### Working data ###

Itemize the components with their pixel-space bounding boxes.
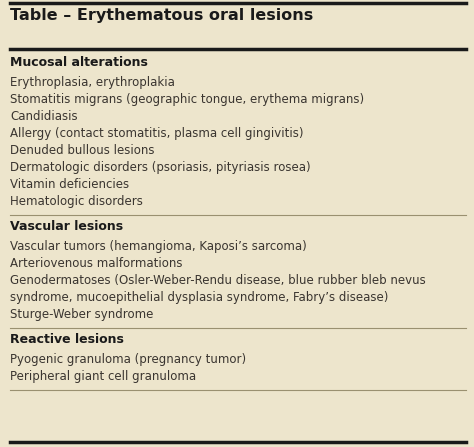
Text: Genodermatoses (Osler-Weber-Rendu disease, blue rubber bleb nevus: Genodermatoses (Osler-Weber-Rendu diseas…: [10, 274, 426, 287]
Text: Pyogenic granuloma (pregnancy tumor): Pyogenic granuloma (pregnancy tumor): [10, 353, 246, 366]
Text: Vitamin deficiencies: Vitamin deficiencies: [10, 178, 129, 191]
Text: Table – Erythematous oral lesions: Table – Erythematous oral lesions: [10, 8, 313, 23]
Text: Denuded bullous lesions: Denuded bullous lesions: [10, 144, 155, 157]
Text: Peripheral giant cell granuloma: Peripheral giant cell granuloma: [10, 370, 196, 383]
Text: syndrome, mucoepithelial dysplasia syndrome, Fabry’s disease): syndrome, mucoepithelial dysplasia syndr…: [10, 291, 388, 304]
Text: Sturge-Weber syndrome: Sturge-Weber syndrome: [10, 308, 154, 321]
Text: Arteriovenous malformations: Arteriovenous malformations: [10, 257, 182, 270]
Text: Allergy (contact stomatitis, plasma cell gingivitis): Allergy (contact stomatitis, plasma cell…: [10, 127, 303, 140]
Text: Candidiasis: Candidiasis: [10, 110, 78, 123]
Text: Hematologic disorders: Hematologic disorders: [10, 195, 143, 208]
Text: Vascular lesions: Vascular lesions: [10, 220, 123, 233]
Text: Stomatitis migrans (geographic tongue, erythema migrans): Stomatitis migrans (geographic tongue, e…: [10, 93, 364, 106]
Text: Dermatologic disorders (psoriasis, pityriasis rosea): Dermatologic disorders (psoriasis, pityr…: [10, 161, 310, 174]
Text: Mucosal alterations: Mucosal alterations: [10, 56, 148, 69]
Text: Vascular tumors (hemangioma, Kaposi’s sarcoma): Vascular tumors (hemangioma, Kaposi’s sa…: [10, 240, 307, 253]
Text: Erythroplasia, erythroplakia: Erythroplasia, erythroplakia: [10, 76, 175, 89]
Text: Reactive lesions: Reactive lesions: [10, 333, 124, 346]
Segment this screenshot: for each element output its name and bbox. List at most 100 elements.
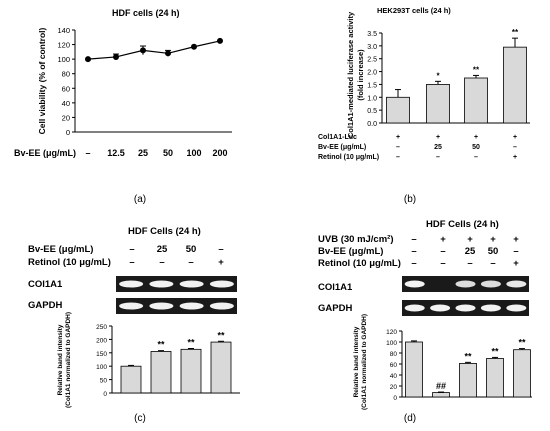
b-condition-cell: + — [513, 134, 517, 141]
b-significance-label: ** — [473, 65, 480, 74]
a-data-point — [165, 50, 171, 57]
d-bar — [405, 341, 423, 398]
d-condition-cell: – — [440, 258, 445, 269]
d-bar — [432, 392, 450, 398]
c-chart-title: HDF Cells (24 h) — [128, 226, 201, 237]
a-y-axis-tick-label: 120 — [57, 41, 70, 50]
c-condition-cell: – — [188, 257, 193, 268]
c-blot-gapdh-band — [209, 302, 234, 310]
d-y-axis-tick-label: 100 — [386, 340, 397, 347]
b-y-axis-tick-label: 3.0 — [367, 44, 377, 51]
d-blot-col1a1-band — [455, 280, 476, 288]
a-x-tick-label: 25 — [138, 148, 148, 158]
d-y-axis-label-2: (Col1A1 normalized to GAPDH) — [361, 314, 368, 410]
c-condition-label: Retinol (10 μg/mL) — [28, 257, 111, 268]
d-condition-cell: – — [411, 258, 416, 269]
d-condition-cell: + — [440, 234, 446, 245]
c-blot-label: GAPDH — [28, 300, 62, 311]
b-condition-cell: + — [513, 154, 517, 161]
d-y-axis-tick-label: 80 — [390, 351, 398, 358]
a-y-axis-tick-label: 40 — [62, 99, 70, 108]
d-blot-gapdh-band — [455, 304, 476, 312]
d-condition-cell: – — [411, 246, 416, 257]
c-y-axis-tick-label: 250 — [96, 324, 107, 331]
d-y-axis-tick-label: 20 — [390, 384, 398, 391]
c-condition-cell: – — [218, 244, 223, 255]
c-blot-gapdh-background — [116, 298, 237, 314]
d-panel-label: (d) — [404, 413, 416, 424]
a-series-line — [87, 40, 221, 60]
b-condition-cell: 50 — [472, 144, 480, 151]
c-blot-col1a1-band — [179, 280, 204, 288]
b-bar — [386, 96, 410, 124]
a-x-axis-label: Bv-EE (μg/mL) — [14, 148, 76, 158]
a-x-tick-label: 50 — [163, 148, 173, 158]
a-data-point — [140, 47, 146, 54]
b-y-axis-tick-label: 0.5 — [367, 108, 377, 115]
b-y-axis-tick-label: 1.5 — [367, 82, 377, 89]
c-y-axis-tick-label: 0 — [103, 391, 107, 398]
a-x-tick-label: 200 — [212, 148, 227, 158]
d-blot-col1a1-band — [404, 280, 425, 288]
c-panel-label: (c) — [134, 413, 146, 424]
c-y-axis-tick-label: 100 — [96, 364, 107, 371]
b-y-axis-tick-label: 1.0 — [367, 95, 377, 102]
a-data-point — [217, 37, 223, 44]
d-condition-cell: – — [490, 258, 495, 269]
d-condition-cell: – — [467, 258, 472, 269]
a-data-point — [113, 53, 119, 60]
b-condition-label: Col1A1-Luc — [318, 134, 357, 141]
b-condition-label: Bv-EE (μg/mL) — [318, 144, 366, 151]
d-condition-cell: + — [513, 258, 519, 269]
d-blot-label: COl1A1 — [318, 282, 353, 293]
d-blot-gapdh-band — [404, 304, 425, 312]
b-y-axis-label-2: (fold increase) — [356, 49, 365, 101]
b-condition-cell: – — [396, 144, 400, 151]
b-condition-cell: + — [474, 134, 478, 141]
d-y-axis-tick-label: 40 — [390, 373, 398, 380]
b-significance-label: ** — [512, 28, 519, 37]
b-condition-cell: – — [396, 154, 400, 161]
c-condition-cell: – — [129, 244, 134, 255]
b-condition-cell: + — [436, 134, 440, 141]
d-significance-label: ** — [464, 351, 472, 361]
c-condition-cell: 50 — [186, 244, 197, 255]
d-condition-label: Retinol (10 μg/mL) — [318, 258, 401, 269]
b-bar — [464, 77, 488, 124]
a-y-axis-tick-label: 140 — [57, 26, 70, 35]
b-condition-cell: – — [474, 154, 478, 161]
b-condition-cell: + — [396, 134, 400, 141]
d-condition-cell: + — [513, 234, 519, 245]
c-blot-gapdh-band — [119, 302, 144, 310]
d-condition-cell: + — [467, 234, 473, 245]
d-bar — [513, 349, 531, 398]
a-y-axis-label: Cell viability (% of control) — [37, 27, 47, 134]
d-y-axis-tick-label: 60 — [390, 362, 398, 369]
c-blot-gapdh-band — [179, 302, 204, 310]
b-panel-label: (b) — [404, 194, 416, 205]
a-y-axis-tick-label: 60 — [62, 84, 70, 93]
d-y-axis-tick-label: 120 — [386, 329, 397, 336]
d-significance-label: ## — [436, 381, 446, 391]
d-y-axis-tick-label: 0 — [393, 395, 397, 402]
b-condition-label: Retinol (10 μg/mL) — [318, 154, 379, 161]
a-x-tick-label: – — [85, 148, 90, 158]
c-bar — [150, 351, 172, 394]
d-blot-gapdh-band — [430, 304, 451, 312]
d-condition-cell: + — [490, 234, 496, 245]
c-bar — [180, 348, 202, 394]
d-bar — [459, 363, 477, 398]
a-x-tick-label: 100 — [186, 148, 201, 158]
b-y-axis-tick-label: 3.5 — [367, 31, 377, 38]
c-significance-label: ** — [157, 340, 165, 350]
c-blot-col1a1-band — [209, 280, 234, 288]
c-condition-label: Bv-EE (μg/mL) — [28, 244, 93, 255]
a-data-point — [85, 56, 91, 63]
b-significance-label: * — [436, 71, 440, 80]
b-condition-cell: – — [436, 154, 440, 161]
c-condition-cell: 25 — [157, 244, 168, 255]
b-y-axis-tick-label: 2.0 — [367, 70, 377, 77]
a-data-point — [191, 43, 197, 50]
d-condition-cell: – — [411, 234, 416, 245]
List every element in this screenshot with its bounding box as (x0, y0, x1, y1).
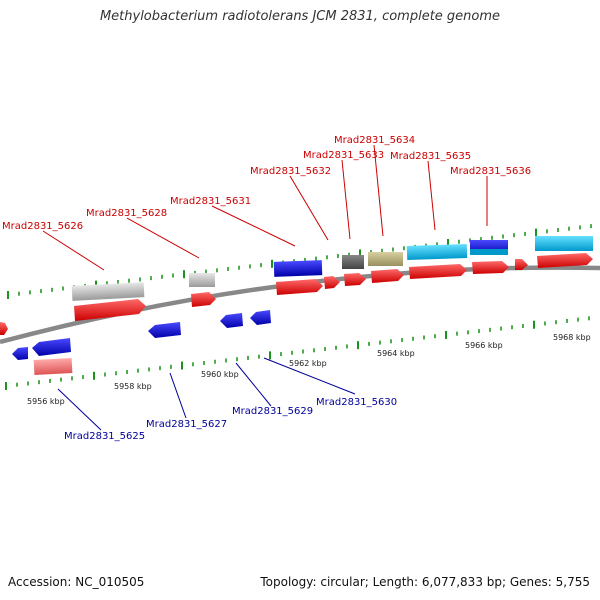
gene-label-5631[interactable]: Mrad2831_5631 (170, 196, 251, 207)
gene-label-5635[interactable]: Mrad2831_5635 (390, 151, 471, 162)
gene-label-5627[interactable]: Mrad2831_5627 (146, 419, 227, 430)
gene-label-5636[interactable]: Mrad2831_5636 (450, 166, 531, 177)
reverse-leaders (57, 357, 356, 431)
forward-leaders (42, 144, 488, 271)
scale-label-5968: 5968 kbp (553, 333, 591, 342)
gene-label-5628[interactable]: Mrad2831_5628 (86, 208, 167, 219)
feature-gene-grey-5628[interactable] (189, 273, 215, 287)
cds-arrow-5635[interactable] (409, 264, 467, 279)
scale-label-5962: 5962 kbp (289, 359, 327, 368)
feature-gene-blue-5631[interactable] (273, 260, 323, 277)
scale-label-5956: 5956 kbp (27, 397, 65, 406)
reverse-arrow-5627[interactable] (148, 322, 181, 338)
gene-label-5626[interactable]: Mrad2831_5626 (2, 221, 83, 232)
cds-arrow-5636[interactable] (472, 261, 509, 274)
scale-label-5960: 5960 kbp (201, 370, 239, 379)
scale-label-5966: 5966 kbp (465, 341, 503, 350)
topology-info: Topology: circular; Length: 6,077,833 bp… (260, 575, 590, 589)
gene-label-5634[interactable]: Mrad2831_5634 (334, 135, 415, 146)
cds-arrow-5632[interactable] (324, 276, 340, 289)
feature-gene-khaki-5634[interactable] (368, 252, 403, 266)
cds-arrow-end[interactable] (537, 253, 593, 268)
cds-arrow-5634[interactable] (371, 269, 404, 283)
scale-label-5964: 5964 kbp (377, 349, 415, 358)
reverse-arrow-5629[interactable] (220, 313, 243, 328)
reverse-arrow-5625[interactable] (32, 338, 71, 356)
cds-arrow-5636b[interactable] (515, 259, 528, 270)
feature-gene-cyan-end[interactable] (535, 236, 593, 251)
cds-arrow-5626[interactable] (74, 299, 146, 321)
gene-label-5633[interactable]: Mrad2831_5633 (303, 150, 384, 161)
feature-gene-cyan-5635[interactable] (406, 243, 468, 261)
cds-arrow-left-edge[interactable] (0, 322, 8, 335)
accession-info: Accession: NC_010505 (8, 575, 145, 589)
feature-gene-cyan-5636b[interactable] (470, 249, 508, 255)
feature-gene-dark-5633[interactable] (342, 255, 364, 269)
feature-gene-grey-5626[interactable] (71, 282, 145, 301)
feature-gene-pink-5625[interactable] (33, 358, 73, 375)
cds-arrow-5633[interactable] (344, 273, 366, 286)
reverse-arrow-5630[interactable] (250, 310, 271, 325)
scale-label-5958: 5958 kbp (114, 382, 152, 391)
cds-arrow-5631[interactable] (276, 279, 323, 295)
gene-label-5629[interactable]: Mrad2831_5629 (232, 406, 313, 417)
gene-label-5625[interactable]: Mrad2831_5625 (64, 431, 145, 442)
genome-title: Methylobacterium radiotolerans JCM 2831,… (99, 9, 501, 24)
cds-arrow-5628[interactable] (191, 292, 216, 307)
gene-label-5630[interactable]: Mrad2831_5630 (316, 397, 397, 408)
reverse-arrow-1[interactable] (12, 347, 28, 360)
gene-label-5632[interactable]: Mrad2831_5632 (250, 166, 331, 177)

###

§ Work instruction: Copy each line of the listing that contains "blue".

§ Response box:
Text: Genodermatoses (Osler-Weber-Rendu disease, blue rubber bleb nevus: Genodermatoses (Osler-Weber-Rendu diseas…: [10, 274, 426, 287]
feature-gene-blue-5631[interactable] (273, 260, 323, 277)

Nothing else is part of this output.